==== Reading passage
Dinner

Top Blade Steak (Sliced Around the Sinew)

Sophia Müller

By Sophia Müller · German Butchery Tradition · Updated 2026-05-09

Top blade is a chuck cut with a single connective-tissue band. Pan-sear, slice the band out, eat the two muscles separately. 26g protein, 16g fat per 100g cooked.

Pan-seared top blade steak on a wooden cutting board with the connective tissue band visible down the middle, sliced halves on either side

Top blade steak is an 8 to 10 ounce cut from the chuck shoulder, sometimes called chicken steak or blade steak. The defining feature is a thick band of connective tissue (silver skin) running through the middle of the cut, dividing it into two muscles — when you split the band lengthwise, you get two flat iron steaks. Cooked whole and sliced around the sinew, top blade delivers 44g protein, 27g fat, and 425 calories per 6-ounce serving. The cut runs $9 to $13 per pound — cheaper than flat iron because the connective tissue band makes the steak look 'lower quality' to most shoppers. Pan-sear at high heat for 4 minutes per side; pull at 125°F internal; slice on either side of the connective tissue band (not through it) and discard the band. The two halves eat like flat iron steak — tender, beefy, with subtle marbling.

Prep Time
5 min
Cook Time
10 min
Protein
44g
Calories
425

Ingredients

IngredientProteinFatCalories
6 oz top blade cooked (after sinew removed)44g27g425
1 tbsp butter0g8g70
Coarse salt0g0g0
Per serving44g35g495

Macros per serving (after cooking and any fat draining). Source: USDA FoodData Central.

Instructions

  1. 1

    Salt the steak on both sides 30 minutes to 24 hours before cooking.

  2. 2

    Heat a cast iron skillet over high heat until smoking. Add 1 tbsp butter.

  3. 3

    Pat the steak dry. Place in the foaming butter, don't move for 4 minutes.

  4. 4

    Flip. Sear the second side for 3 minutes, basting in the last 30 seconds.

  5. 5

    Pull at 125°F internal (rises to 130°F during rest for medium-rare).
========
What to work on:
1 > Based on the top blade steak recipe, decide whether each statement agrees with it, answering yes or no and quoting the words that settle it. (a) The cut sells for $9 to $13 per pound. (b) The steak should come off the heat at an internal temperature of 130°F. (c) The steak is sliced through the connective tissue band.
2 > Reproduce the stretch of the top blade steak recipe from "Salt the steak" through "for 4 minutes." word for word.
3 > Pick up the top blade steak recipe where it stops and keep writing.
==== Entries provided
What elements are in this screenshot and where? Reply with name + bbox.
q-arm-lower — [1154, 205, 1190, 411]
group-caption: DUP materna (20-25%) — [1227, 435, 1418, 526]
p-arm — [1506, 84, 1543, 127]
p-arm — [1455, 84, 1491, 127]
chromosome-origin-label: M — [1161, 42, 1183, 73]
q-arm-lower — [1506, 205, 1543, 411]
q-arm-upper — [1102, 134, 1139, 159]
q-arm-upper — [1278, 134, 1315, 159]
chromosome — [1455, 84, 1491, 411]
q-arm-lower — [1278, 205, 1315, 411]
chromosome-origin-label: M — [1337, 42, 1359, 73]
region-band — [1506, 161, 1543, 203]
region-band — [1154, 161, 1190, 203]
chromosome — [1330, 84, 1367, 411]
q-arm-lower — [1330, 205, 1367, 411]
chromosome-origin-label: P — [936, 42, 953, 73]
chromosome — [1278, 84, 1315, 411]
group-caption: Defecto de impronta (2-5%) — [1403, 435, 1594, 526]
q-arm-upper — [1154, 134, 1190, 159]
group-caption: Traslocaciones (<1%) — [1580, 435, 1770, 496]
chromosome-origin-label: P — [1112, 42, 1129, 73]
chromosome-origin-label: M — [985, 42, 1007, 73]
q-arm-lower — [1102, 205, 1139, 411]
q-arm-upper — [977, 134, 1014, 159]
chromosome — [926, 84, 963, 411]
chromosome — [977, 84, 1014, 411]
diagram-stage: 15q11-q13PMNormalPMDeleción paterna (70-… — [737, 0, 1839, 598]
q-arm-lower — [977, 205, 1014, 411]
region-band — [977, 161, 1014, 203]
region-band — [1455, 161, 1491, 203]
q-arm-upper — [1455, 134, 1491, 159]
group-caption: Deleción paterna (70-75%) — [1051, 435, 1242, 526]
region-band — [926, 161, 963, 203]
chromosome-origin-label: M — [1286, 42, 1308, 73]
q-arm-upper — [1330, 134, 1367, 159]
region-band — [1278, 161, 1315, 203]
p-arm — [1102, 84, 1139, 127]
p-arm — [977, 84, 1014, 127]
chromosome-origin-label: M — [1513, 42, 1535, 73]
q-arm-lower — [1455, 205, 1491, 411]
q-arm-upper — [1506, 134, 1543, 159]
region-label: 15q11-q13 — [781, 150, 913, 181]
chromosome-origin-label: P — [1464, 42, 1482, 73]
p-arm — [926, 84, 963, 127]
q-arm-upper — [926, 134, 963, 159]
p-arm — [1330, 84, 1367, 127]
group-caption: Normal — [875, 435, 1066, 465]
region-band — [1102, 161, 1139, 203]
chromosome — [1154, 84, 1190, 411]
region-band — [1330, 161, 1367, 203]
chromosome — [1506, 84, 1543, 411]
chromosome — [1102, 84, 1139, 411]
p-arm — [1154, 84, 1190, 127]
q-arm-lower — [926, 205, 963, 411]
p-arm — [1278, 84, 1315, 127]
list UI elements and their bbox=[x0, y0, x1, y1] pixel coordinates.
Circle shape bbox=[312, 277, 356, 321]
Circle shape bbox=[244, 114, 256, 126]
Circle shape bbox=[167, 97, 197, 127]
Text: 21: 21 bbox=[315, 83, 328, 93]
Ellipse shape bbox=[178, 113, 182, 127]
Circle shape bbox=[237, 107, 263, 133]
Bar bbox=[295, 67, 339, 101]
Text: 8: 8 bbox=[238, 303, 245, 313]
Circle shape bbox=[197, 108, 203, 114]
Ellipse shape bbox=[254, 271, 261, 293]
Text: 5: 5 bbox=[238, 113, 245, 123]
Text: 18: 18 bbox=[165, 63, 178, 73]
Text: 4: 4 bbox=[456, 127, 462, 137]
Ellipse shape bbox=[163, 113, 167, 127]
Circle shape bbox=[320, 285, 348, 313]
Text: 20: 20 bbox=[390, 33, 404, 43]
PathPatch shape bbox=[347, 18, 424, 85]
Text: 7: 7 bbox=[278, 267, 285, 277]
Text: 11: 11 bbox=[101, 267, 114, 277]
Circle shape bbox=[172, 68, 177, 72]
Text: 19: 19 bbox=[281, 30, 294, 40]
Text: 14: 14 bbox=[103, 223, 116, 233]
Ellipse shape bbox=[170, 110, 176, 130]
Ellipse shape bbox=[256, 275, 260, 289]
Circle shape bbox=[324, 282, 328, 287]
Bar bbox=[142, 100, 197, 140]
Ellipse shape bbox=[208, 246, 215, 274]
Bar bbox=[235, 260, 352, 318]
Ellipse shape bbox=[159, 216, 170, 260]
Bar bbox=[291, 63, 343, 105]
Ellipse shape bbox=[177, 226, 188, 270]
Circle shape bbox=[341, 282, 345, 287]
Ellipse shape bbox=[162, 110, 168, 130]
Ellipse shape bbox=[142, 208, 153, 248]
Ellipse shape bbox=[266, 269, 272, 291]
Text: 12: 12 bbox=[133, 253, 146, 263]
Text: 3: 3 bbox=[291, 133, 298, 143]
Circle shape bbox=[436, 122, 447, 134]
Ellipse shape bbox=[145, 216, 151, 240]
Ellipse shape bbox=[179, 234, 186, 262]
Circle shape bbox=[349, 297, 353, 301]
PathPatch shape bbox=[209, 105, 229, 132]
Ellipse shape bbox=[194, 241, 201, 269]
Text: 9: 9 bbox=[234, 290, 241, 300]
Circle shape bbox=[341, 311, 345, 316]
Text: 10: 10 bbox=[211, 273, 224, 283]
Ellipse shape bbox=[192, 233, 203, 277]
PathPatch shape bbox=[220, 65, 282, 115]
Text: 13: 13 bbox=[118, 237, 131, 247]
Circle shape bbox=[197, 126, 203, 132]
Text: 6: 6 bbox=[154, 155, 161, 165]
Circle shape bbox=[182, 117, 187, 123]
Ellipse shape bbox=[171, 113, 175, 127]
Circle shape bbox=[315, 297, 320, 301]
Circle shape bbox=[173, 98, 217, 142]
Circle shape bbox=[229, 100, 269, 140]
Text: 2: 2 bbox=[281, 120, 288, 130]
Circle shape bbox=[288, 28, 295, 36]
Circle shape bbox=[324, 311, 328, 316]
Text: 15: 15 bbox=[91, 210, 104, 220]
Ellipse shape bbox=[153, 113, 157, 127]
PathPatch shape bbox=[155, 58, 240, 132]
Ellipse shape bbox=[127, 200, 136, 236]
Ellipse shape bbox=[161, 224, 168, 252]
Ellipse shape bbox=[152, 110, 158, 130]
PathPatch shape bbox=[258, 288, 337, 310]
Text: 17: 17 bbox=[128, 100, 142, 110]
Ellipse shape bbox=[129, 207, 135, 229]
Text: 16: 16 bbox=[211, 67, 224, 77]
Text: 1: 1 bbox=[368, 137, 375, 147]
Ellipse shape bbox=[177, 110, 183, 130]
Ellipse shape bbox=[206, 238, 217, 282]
========
Exercise answers:
1 >
(a) Yes: "The cut runs $9 to $13 per pound"
(b) No: "Pull at 125°F internal"
(c) No: "slice on either side of the connective tissue band (not through it)"

2 >
Salt the steak on both sides 30 minutes to 24 hours before cooking.

  2. 2

    Heat a cast iron skillet over high heat until smoking. Add 1 tbsp butter.

  3. 3

    Pat the steak dry. Place in the foaming butter, don't move for 4 minutes.

3 >
  6. 6

    Rest 5 minutes. Locate the white connective tissue band running through the middle.

  7. 7

    Slice down each side of the band, separating the steak into two muscles. Cut and discard the band.

  8. 8

    Slice each muscle across the grain into ¼-inch slices.

Nutrition per Serving

495
Calories
44g
Protein
35g
Fat
0g
Carbs

Frequently Asked Questions

Why does top blade have that thick sinew band?

Top blade is the infraspinatus muscle of the shoulder, which has a natural fascia (connective tissue layer) running through the middle separating two halves of the same muscle. Some butchers split top blade along this band to produce two flat iron steaks; others sell it whole as top blade or chicken steak. The band itself is too tough to eat — it's collagen-rich and would need slow cooking to break down.

Top blade vs flat iron — which is better?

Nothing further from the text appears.